── Given data
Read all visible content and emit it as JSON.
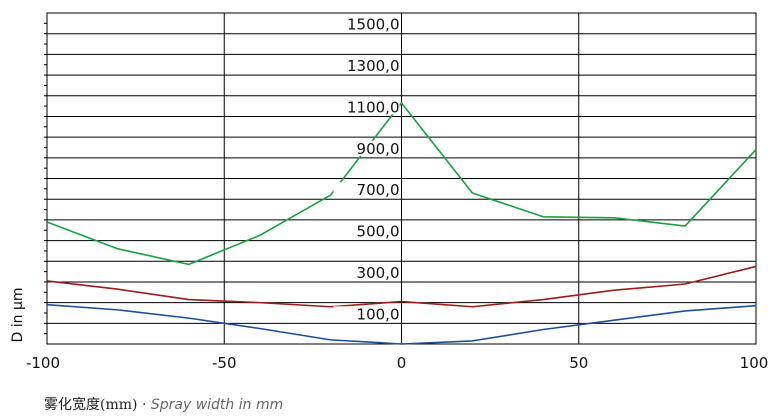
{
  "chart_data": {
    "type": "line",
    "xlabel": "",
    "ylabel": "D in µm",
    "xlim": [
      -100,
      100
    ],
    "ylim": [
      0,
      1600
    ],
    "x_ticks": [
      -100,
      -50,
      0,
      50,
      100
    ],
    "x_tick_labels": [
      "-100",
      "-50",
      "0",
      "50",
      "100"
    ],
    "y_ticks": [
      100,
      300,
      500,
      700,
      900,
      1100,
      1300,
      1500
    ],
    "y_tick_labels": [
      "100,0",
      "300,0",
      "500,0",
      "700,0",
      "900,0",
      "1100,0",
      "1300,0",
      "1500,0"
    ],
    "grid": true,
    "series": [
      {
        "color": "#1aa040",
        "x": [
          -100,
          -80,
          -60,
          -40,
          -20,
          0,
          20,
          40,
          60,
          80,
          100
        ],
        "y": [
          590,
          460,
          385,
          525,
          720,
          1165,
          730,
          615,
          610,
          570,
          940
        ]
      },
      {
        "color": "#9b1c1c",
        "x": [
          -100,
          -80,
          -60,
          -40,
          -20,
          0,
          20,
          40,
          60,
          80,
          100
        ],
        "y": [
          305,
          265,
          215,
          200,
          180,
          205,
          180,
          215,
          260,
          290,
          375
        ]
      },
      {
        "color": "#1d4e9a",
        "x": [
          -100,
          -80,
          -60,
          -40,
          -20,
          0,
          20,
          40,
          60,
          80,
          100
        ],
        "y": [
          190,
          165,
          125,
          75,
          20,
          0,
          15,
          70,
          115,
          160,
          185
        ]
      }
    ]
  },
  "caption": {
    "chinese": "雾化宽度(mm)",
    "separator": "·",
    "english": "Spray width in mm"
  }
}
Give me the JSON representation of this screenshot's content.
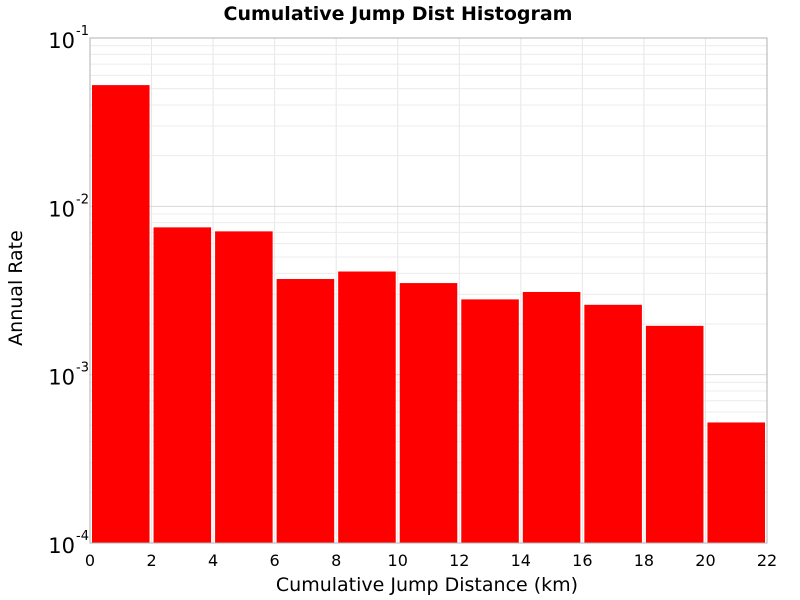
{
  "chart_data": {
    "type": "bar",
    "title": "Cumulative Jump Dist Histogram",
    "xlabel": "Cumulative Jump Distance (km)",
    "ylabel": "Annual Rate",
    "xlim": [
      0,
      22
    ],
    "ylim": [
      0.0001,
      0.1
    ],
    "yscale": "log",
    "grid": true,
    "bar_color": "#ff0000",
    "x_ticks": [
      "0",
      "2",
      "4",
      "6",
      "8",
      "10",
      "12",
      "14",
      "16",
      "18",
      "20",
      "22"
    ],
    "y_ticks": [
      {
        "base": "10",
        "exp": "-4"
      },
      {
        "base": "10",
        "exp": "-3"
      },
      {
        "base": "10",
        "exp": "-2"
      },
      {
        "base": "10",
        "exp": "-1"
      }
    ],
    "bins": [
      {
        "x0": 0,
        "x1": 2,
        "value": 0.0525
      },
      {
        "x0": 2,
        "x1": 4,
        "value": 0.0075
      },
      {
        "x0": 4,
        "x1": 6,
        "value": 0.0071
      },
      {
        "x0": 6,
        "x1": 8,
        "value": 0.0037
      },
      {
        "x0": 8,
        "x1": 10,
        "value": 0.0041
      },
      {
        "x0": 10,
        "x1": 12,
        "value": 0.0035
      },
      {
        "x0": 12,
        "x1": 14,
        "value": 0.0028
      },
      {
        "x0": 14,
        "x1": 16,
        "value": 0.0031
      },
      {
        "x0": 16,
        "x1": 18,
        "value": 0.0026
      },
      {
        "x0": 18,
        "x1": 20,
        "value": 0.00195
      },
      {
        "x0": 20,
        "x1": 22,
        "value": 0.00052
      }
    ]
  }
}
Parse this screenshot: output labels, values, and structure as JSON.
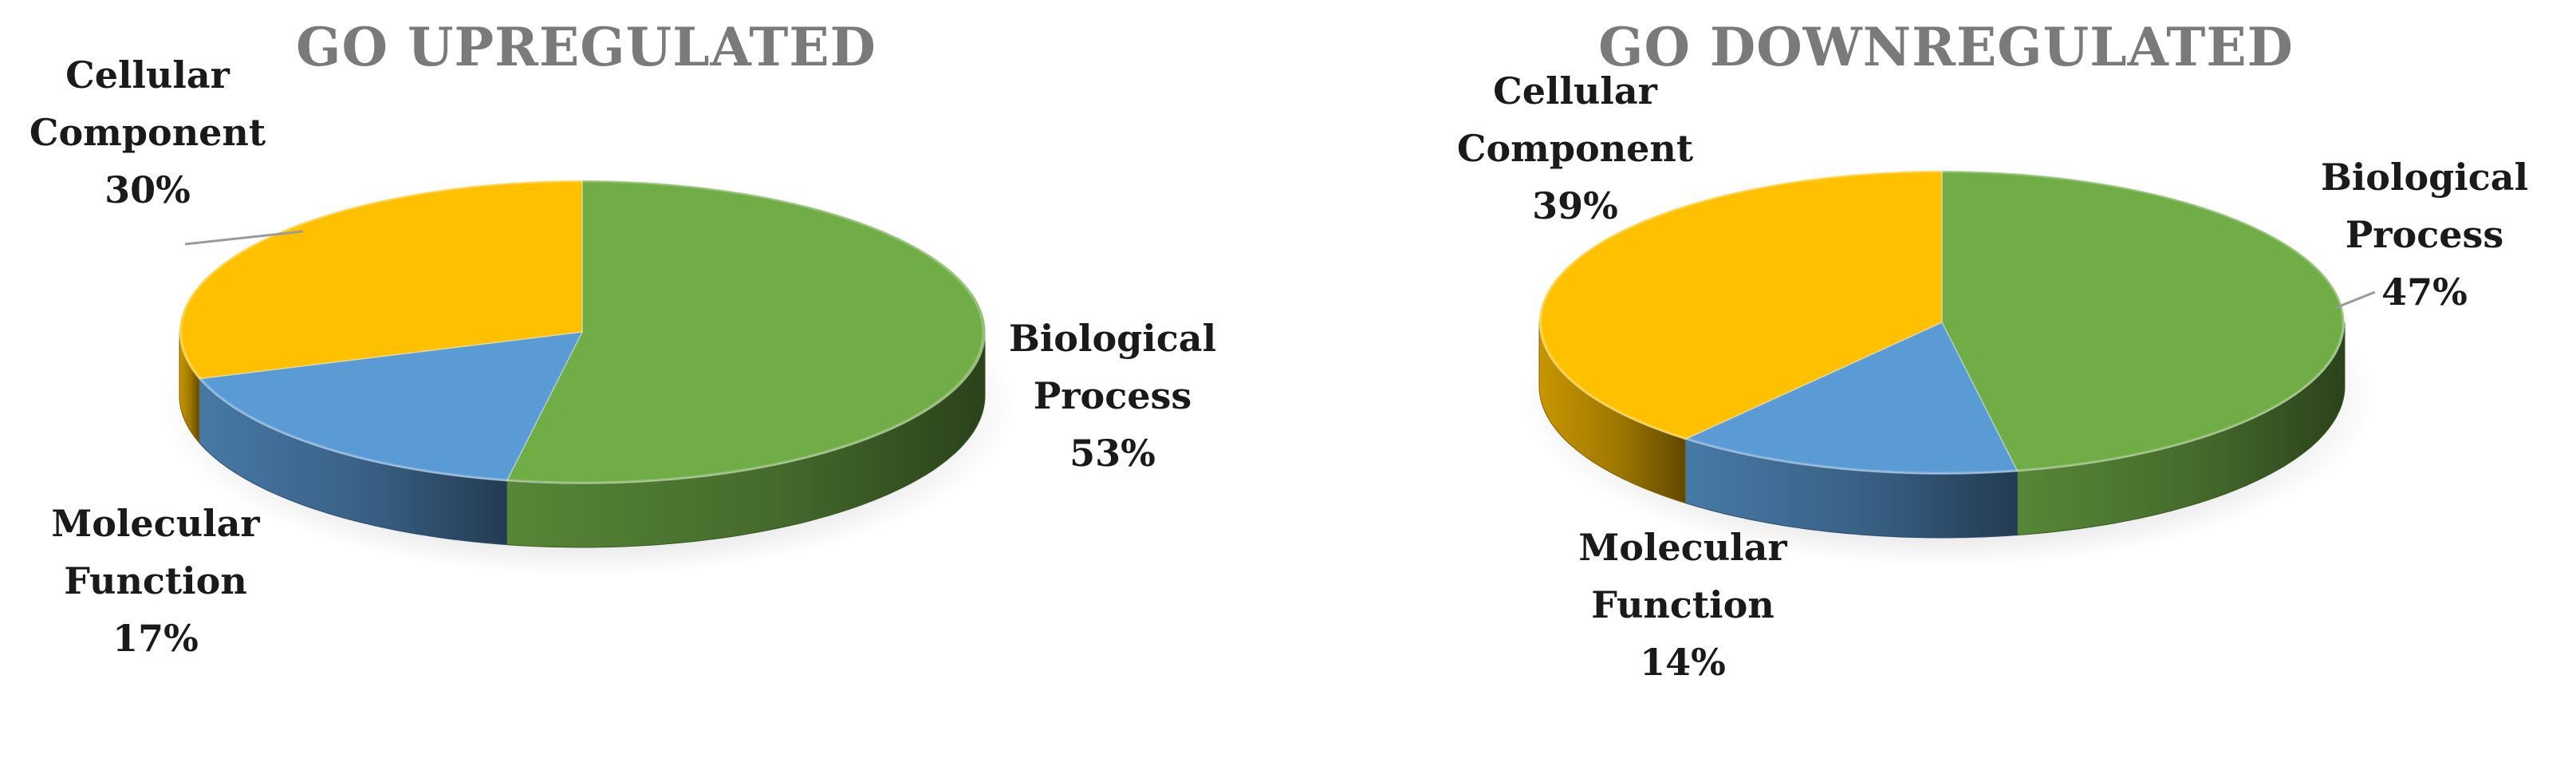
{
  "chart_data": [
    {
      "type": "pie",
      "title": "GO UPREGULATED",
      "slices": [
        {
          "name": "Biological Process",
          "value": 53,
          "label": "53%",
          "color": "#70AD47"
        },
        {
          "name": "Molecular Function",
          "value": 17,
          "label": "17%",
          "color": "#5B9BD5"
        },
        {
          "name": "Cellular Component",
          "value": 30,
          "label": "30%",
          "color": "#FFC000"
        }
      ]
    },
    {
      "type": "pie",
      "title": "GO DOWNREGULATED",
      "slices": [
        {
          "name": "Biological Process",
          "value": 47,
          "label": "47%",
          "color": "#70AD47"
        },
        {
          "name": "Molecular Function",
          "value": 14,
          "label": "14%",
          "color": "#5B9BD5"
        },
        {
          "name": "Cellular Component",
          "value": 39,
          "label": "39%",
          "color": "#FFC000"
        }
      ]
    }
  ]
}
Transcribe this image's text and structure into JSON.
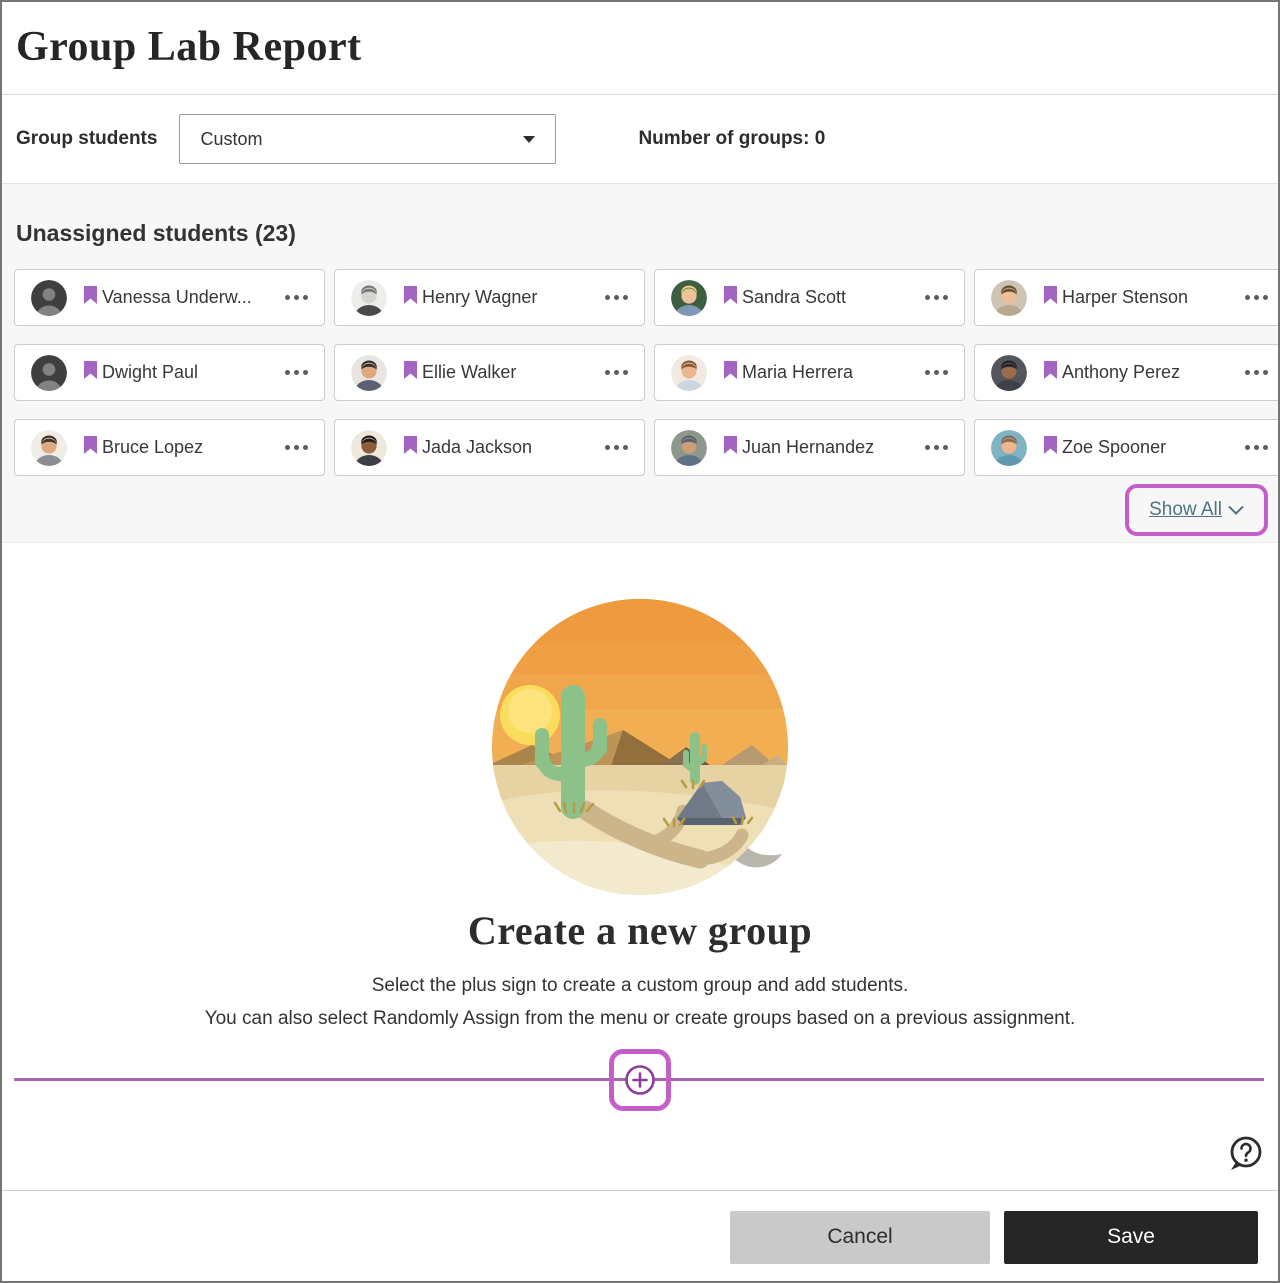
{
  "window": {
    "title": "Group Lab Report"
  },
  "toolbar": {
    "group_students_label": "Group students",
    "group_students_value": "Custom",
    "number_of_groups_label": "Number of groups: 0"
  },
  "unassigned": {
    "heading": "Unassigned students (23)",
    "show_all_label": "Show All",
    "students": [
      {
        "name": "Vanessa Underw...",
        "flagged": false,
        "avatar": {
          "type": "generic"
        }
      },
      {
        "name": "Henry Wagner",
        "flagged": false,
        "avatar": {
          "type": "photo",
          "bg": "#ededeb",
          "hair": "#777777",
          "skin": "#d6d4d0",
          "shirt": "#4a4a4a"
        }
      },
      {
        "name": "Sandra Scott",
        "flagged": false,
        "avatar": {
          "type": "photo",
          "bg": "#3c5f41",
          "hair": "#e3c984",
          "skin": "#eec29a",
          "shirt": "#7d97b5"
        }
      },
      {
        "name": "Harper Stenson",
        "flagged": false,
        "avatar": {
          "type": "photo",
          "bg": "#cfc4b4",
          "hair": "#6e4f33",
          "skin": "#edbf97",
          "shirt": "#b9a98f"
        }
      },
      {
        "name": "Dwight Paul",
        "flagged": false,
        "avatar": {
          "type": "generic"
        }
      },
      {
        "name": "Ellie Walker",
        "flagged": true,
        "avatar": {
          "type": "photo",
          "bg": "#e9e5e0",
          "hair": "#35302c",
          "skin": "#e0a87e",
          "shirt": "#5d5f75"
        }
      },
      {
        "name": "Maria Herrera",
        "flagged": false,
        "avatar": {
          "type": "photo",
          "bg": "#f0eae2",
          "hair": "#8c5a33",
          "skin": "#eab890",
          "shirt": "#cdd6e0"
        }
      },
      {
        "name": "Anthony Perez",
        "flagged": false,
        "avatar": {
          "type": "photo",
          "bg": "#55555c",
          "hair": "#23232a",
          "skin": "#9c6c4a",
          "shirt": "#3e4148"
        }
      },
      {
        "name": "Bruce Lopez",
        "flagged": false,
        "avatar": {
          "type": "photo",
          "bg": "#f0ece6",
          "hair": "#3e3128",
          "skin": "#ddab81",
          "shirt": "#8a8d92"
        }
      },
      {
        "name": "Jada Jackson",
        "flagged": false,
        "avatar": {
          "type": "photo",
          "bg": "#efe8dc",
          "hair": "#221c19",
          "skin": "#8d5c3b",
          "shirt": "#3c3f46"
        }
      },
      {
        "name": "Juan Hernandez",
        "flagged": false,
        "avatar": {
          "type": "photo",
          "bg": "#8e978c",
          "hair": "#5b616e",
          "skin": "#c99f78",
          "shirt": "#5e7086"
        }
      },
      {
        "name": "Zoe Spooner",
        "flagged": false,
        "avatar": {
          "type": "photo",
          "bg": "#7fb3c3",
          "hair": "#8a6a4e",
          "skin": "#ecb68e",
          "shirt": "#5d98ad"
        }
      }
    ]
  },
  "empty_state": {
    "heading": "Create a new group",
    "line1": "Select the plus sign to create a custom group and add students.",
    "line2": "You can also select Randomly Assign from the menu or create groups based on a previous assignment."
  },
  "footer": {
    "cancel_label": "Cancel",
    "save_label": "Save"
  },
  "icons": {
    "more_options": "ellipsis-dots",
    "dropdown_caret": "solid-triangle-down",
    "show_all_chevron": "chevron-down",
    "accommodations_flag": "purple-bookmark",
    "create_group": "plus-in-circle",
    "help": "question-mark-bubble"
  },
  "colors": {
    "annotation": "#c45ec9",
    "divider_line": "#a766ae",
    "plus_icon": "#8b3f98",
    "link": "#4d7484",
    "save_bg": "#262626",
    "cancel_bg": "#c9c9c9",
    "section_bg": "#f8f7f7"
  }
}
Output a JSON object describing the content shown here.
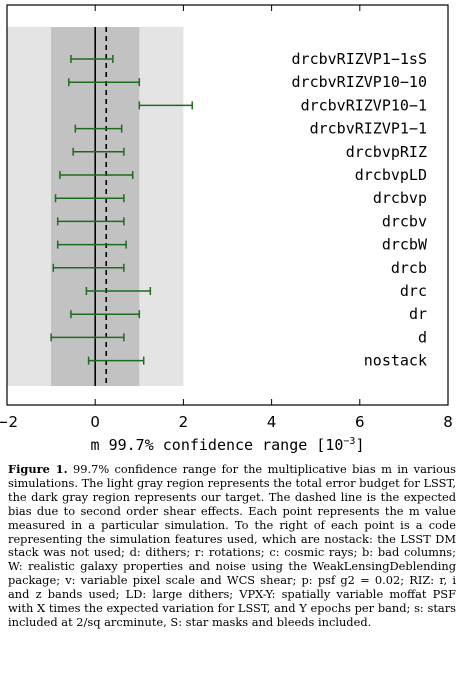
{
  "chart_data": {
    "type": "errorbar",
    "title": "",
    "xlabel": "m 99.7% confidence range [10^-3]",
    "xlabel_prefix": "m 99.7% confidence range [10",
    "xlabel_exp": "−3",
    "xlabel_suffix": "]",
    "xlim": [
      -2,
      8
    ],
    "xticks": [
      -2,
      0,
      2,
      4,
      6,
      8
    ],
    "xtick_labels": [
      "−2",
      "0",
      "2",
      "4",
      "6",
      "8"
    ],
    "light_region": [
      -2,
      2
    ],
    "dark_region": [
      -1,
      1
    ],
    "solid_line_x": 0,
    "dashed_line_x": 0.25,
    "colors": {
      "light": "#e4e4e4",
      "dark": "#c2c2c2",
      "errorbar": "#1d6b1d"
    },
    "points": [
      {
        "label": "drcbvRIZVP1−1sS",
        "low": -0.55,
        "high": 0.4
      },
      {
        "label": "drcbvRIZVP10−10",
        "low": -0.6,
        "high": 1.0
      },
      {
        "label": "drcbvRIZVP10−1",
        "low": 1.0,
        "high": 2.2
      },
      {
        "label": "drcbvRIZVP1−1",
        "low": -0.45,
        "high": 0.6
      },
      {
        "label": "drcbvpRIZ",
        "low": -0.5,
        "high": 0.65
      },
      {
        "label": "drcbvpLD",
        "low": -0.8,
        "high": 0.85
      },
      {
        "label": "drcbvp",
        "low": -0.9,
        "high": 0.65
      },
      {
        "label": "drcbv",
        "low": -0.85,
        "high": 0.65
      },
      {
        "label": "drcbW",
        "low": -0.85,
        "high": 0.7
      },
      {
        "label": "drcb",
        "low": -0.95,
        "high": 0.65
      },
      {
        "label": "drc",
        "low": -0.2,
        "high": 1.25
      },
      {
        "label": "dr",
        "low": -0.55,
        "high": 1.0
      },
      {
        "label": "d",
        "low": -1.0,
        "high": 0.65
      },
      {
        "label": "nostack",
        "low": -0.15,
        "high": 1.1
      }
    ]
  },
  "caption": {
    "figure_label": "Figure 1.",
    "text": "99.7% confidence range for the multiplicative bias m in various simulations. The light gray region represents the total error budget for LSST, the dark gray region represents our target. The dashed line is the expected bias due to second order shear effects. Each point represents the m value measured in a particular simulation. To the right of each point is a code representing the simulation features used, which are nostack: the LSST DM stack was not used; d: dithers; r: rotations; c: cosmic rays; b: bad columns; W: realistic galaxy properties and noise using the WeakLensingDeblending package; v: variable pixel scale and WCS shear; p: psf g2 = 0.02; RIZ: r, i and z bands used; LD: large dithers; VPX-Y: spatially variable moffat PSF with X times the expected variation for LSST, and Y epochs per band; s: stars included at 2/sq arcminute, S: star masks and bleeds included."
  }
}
────
## Task directions
Using the listing above, gather each line that holds the string "hair" and copy it.

## The reply
          "hair": "#777777",
          "hair": "#e3c984",
          "hair": "#6e4f33",
          "hair": "#35302c",
          "hair": "#8c5a33",
          "hair": "#23232a",
          "hair": "#3e3128",
          "hair": "#221c19",
          "hair": "#5b616e",
          "hair": "#8a6a4e",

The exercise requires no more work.